— begin Supplied records —
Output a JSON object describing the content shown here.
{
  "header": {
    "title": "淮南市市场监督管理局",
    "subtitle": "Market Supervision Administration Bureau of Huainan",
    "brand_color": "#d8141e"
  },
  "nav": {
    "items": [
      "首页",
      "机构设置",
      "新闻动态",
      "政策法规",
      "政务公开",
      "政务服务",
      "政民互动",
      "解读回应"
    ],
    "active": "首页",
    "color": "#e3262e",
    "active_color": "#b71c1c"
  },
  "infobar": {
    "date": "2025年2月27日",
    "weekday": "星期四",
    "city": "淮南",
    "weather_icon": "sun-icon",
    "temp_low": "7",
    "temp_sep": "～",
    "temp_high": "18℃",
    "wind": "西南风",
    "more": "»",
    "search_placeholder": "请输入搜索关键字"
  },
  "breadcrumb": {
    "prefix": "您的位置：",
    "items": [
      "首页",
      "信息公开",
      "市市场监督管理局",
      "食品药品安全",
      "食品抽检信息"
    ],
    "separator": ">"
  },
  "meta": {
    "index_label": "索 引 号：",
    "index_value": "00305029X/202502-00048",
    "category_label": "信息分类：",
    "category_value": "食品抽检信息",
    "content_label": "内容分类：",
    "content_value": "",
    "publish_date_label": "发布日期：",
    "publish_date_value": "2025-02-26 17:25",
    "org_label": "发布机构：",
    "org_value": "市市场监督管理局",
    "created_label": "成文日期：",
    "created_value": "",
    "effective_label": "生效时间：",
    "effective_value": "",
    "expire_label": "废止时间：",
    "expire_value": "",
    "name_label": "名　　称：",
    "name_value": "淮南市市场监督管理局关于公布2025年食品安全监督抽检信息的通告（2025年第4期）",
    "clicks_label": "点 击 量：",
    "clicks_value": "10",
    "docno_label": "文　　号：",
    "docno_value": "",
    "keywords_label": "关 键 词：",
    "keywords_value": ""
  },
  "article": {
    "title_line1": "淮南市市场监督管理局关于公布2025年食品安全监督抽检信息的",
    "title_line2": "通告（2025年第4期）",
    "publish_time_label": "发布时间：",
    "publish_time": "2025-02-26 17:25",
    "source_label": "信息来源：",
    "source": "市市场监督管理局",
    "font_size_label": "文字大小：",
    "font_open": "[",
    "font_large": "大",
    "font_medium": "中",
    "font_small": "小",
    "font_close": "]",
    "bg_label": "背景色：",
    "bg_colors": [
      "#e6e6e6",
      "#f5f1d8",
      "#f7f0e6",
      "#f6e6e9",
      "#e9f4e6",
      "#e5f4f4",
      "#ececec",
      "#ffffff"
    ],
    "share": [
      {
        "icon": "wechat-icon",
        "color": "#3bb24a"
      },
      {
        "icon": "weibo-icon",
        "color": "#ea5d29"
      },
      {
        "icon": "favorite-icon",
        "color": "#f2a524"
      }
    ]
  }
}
— end Supplied records —
Problem to solve: All the data must be duplicated exactly, with nothing added or removed.

Full output:
Output a JSON object describing the content shown here.
{
  "header": {
    "title": "淮南市市场监督管理局",
    "subtitle": "Market Supervision Administration Bureau of Huainan",
    "brand_color": "#d8141e"
  },
  "nav": {
    "items": [
      "首页",
      "机构设置",
      "新闻动态",
      "政策法规",
      "政务公开",
      "政务服务",
      "政民互动",
      "解读回应"
    ],
    "active": "首页",
    "color": "#e3262e",
    "active_color": "#b71c1c"
  },
  "infobar": {
    "date": "2025年2月27日",
    "weekday": "星期四",
    "city": "淮南",
    "weather_icon": "sun-icon",
    "temp_low": "7",
    "temp_sep": "～",
    "temp_high": "18℃",
    "wind": "西南风",
    "more": "»",
    "search_placeholder": "请输入搜索关键字"
  },
  "breadcrumb": {
    "prefix": "您的位置：",
    "items": [
      "首页",
      "信息公开",
      "市市场监督管理局",
      "食品药品安全",
      "食品抽检信息"
    ],
    "separator": ">"
  },
  "meta": {
    "index_label": "索 引 号：",
    "index_value": "00305029X/202502-00048",
    "category_label": "信息分类：",
    "category_value": "食品抽检信息",
    "content_label": "内容分类：",
    "content_value": "",
    "publish_date_label": "发布日期：",
    "publish_date_value": "2025-02-26 17:25",
    "org_label": "发布机构：",
    "org_value": "市市场监督管理局",
    "created_label": "成文日期：",
    "created_value": "",
    "effective_label": "生效时间：",
    "effective_value": "",
    "expire_label": "废止时间：",
    "expire_value": "",
    "name_label": "名　　称：",
    "name_value": "淮南市市场监督管理局关于公布2025年食品安全监督抽检信息的通告（2025年第4期）",
    "clicks_label": "点 击 量：",
    "clicks_value": "10",
    "docno_label": "文　　号：",
    "docno_value": "",
    "keywords_label": "关 键 词：",
    "keywords_value": ""
  },
  "article": {
    "title_line1": "淮南市市场监督管理局关于公布2025年食品安全监督抽检信息的",
    "title_line2": "通告（2025年第4期）",
    "publish_time_label": "发布时间：",
    "publish_time": "2025-02-26 17:25",
    "source_label": "信息来源：",
    "source": "市市场监督管理局",
    "font_size_label": "文字大小：",
    "font_open": "[",
    "font_large": "大",
    "font_medium": "中",
    "font_small": "小",
    "font_close": "]",
    "bg_label": "背景色：",
    "bg_colors": [
      "#e6e6e6",
      "#f5f1d8",
      "#f7f0e6",
      "#f6e6e9",
      "#e9f4e6",
      "#e5f4f4",
      "#ececec",
      "#ffffff"
    ],
    "share": [
      {
        "icon": "wechat-icon",
        "color": "#3bb24a"
      },
      {
        "icon": "weibo-icon",
        "color": "#ea5d29"
      },
      {
        "icon": "favorite-icon",
        "color": "#f2a524"
      }
    ]
  }
}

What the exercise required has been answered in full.